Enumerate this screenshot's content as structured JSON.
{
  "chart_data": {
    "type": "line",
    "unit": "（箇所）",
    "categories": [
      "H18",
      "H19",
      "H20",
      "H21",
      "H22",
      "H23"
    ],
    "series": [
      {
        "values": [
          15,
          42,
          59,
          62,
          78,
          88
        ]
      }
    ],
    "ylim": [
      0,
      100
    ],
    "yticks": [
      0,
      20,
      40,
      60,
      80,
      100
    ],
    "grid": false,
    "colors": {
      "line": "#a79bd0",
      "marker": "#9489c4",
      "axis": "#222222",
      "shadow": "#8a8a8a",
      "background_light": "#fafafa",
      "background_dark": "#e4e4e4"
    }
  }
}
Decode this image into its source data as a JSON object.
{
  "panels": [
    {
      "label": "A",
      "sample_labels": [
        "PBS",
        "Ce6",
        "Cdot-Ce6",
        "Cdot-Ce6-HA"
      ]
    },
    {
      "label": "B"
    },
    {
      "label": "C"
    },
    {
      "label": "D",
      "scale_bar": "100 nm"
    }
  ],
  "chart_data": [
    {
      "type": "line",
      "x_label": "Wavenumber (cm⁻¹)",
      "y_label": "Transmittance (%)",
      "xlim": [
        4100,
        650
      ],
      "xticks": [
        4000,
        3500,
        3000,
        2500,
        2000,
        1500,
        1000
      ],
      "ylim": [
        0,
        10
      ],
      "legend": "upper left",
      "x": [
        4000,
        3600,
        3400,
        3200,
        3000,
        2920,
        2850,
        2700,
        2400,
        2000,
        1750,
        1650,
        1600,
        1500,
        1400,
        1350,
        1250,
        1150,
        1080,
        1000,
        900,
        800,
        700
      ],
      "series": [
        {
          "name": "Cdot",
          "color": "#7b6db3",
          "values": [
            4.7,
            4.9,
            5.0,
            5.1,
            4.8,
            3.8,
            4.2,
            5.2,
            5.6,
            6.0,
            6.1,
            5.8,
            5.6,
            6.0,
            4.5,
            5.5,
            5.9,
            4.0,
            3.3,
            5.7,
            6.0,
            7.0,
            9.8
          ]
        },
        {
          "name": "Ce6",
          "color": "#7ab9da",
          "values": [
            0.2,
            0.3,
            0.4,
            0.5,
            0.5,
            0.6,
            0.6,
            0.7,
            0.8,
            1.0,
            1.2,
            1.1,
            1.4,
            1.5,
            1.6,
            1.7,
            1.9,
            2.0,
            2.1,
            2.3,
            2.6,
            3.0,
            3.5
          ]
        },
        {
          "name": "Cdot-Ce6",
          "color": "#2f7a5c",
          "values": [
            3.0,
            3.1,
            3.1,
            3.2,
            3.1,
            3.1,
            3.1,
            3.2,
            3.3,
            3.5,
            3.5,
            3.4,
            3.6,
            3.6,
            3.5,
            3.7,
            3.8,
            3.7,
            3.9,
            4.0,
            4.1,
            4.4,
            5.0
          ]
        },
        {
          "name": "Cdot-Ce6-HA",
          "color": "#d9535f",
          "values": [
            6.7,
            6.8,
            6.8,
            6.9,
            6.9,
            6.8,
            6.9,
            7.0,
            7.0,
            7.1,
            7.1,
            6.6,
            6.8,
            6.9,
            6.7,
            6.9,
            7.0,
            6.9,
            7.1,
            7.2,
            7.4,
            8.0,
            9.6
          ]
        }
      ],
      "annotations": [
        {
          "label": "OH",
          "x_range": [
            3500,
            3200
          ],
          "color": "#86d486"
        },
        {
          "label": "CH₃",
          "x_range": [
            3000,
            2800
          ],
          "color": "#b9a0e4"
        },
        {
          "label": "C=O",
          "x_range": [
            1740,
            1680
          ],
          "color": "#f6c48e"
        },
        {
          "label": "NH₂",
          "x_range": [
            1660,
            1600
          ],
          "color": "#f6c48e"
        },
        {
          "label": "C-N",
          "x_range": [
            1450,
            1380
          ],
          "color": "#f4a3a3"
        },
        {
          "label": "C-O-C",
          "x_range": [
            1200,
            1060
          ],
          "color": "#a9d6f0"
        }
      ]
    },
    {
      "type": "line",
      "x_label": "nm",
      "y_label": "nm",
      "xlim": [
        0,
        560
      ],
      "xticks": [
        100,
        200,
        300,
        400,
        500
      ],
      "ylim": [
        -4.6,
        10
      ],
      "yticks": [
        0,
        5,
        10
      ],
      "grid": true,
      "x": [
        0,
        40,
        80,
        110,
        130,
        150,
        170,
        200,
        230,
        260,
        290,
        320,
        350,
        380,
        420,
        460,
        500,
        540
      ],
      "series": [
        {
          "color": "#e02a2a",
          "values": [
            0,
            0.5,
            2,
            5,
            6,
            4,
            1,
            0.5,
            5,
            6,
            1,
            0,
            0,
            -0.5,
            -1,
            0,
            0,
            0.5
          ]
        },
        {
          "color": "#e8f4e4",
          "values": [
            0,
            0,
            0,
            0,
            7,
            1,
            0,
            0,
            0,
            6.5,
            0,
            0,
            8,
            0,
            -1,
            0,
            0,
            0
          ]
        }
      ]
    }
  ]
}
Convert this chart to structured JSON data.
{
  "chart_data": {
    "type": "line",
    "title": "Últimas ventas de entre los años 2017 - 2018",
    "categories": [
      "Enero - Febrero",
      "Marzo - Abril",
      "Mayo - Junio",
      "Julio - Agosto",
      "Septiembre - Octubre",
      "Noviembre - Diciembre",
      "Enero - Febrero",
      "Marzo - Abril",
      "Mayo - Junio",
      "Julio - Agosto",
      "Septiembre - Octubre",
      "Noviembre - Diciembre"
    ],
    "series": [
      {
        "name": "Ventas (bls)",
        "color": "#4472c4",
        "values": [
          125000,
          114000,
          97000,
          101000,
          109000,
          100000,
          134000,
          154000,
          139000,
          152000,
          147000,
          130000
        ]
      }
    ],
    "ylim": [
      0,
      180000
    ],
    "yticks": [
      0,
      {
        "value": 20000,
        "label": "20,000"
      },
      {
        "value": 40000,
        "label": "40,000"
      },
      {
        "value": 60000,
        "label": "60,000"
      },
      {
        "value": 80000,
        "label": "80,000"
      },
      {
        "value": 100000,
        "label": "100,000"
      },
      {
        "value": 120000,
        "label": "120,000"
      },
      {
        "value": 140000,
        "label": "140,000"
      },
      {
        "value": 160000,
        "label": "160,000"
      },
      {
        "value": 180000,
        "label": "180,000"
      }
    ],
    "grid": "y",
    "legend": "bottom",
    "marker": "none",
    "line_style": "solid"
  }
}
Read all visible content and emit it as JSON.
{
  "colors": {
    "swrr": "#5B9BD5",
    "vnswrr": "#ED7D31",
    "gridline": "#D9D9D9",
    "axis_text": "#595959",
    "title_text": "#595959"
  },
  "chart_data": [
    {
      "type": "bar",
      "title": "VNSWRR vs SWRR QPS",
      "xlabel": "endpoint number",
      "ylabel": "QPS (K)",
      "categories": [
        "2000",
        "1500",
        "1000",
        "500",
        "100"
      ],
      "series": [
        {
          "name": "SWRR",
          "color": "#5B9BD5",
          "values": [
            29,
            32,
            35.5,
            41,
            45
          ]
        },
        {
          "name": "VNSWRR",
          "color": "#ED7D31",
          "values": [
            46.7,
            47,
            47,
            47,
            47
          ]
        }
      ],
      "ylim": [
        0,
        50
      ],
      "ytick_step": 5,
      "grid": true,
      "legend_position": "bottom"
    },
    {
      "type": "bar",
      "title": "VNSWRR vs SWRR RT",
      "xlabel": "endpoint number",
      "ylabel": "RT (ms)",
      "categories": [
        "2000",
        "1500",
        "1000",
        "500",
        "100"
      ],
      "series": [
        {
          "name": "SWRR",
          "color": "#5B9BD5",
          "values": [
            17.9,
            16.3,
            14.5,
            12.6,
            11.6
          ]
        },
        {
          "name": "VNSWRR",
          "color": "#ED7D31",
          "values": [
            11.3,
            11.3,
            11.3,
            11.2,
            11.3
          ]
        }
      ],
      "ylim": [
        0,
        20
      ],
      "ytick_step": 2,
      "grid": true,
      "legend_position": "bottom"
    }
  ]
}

■ ■ ■

**Written instruction**
Find the word "content" in the entries above and gather every line that holds it.

**Output of the exercise**
Enumerate this screenshot's content as structured JSON.
Read all visible content and emit it as JSON.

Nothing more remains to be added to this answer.